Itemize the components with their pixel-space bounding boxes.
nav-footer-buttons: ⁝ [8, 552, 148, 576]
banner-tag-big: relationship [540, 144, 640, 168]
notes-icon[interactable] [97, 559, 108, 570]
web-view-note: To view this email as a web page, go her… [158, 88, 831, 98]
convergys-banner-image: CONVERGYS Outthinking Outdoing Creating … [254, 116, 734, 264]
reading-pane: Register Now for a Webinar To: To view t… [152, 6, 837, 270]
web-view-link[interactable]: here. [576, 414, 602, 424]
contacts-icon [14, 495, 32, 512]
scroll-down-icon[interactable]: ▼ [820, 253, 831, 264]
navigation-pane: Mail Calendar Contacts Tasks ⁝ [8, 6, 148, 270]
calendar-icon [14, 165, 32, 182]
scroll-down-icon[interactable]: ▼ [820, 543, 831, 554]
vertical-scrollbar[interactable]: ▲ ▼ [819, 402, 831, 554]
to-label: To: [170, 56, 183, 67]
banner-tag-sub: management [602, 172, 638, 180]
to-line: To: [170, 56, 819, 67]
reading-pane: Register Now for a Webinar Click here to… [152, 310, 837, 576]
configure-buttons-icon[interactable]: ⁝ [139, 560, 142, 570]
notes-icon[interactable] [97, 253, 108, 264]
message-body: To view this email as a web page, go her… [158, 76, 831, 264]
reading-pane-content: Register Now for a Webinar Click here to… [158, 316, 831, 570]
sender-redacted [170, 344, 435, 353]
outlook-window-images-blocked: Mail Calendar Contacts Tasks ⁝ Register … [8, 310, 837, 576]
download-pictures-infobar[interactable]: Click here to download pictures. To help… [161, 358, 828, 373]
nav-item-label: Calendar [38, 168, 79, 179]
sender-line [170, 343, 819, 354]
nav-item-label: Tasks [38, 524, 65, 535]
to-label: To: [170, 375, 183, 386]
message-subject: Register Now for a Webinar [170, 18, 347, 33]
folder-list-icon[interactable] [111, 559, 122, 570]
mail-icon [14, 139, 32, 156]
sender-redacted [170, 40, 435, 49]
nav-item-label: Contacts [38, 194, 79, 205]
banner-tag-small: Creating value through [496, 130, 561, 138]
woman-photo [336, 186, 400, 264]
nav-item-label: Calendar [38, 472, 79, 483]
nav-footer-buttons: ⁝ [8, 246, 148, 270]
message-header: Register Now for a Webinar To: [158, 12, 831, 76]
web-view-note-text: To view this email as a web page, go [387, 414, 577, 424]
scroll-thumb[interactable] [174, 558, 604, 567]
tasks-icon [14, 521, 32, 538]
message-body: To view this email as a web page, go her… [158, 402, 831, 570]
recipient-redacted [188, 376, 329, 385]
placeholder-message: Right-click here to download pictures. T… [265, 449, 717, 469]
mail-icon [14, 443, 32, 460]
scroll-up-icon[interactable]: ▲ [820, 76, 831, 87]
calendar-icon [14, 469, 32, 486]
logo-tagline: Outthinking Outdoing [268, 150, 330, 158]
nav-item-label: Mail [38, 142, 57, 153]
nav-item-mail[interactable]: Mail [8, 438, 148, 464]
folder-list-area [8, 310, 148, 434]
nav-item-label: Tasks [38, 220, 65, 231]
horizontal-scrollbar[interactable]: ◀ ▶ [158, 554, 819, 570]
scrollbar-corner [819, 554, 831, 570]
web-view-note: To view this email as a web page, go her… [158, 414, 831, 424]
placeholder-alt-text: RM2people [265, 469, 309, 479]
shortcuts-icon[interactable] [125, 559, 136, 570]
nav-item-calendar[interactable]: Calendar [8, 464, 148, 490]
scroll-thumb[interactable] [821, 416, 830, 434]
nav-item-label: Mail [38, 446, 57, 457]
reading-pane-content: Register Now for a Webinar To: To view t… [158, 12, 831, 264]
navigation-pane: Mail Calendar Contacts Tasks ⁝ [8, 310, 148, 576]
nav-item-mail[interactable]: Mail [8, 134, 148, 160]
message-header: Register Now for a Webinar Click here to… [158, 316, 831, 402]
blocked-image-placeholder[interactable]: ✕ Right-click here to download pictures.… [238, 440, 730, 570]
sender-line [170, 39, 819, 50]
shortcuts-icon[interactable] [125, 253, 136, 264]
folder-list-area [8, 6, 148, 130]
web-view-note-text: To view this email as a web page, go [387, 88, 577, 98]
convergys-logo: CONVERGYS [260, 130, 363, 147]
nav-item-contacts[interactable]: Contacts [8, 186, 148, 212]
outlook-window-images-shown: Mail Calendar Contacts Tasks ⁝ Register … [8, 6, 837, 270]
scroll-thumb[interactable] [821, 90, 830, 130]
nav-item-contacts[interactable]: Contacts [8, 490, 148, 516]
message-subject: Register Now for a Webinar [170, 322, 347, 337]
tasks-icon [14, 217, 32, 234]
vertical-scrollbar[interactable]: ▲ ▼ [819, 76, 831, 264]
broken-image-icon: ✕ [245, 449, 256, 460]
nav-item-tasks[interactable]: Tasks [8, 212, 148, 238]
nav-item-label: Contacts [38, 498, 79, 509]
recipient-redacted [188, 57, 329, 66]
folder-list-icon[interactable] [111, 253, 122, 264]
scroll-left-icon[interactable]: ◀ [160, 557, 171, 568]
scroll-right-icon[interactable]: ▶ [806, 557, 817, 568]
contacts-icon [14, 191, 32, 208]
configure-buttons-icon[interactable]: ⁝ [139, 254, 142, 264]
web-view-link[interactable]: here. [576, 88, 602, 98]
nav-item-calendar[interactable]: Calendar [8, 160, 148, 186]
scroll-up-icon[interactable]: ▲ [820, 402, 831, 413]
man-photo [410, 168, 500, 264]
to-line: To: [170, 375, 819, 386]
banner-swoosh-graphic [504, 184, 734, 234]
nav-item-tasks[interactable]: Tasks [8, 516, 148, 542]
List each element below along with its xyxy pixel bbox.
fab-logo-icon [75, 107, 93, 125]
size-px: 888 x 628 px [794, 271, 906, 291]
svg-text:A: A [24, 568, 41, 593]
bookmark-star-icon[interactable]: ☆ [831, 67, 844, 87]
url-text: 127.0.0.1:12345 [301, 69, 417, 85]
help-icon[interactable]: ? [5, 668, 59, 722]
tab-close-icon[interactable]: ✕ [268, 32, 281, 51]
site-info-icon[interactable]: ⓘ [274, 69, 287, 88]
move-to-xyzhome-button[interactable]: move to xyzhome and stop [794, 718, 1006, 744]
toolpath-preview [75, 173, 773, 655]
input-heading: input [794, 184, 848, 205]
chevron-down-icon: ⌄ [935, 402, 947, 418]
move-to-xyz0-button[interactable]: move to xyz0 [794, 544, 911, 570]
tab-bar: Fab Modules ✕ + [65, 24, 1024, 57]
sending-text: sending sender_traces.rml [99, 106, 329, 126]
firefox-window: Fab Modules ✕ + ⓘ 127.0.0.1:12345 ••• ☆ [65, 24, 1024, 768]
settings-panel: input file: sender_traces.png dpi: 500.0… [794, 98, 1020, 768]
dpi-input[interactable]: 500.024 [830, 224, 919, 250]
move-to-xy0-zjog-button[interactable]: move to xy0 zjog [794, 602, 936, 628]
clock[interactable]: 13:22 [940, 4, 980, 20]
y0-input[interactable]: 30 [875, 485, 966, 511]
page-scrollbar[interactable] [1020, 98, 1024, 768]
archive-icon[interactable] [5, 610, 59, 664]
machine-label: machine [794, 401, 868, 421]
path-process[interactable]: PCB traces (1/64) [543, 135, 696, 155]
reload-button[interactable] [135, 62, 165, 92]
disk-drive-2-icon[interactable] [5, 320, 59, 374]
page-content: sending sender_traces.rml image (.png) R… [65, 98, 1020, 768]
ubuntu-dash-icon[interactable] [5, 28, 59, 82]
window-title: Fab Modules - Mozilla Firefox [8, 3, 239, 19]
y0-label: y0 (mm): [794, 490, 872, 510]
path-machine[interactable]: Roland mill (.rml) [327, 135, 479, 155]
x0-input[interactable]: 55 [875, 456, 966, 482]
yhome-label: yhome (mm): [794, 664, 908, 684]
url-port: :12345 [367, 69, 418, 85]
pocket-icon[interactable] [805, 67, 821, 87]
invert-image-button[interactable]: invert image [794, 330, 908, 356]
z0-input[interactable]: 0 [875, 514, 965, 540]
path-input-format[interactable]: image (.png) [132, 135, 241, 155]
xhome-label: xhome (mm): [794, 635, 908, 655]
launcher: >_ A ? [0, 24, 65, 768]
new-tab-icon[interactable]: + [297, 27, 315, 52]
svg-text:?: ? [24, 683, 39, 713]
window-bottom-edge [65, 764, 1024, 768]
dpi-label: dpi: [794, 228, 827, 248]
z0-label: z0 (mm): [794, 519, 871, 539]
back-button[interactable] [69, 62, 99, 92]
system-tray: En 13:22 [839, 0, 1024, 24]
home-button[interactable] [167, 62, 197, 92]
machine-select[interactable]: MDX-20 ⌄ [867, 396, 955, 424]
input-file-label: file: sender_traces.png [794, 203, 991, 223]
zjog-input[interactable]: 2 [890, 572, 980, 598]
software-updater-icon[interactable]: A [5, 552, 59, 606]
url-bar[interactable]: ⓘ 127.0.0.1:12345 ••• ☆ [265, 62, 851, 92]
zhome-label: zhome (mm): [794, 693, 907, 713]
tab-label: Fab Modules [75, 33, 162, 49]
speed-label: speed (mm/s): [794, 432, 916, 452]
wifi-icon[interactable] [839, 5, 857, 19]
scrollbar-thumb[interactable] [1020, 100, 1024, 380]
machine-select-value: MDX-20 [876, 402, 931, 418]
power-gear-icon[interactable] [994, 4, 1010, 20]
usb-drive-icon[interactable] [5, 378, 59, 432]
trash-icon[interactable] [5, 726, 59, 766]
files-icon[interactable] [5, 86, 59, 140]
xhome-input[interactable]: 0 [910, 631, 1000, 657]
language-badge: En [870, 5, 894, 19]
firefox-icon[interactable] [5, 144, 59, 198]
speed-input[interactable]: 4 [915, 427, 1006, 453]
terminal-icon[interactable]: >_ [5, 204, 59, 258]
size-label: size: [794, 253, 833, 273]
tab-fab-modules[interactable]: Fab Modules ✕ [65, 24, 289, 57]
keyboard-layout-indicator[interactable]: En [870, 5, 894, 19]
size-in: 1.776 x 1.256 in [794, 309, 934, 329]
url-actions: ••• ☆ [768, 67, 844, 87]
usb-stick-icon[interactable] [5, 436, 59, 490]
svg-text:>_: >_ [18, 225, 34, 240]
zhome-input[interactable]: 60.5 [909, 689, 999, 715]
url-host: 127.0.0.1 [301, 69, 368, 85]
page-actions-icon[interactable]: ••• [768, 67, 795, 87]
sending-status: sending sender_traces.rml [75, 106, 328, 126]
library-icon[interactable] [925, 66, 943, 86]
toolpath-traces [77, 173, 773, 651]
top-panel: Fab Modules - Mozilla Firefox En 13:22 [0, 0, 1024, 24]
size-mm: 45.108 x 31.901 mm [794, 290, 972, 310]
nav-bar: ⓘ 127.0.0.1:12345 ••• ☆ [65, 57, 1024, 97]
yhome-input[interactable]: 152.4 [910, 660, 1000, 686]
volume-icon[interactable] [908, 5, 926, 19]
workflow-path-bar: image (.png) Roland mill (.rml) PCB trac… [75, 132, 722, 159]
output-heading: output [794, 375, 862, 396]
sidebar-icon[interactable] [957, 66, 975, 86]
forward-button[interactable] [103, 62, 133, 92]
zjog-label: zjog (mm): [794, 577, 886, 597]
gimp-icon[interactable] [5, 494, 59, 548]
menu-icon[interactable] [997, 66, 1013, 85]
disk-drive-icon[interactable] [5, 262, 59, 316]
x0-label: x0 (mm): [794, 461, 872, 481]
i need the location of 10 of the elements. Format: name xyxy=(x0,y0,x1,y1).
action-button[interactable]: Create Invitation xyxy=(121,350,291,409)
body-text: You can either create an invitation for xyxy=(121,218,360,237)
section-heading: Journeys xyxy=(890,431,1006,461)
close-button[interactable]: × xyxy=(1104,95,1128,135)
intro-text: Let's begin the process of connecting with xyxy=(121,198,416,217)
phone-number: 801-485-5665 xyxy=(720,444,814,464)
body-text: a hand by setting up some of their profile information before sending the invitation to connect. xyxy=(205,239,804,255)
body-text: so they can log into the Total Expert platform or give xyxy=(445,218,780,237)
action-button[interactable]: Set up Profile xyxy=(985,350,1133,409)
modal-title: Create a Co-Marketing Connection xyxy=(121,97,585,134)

● ● ● ● ● ● ●

Going from the start of the material through the line holding "sender-redacted [170, 344, 435, 353]", inclusive, rename "notes-icon" to "note-icon" and write out only those lines, leaving everything else as is.

The answer —
Itemize the components with their pixel-space bounding boxes.
nav-footer-buttons: ⁝ [8, 552, 148, 576]
banner-tag-big: relationship [540, 144, 640, 168]
note-icon[interactable] [97, 559, 108, 570]
web-view-note: To view this email as a web page, go her… [158, 88, 831, 98]
convergys-banner-image: CONVERGYS Outthinking Outdoing Creating … [254, 116, 734, 264]
reading-pane: Register Now for a Webinar To: To view t… [152, 6, 837, 270]
web-view-link[interactable]: here. [576, 414, 602, 424]
contacts-icon [14, 495, 32, 512]
scroll-down-icon[interactable]: ▼ [820, 253, 831, 264]
navigation-pane: Mail Calendar Contacts Tasks ⁝ [8, 6, 148, 270]
calendar-icon [14, 165, 32, 182]
scroll-down-icon[interactable]: ▼ [820, 543, 831, 554]
vertical-scrollbar[interactable]: ▲ ▼ [819, 402, 831, 554]
to-label: To: [170, 56, 183, 67]
banner-tag-sub: management [602, 172, 638, 180]
to-line: To: [170, 56, 819, 67]
reading-pane: Register Now for a Webinar Click here to… [152, 310, 837, 576]
configure-buttons-icon[interactable]: ⁝ [139, 560, 142, 570]
note-icon[interactable] [97, 253, 108, 264]
message-body: To view this email as a web page, go her… [158, 76, 831, 264]
reading-pane-content: Register Now for a Webinar Click here to… [158, 316, 831, 570]
sender-redacted [170, 344, 435, 353]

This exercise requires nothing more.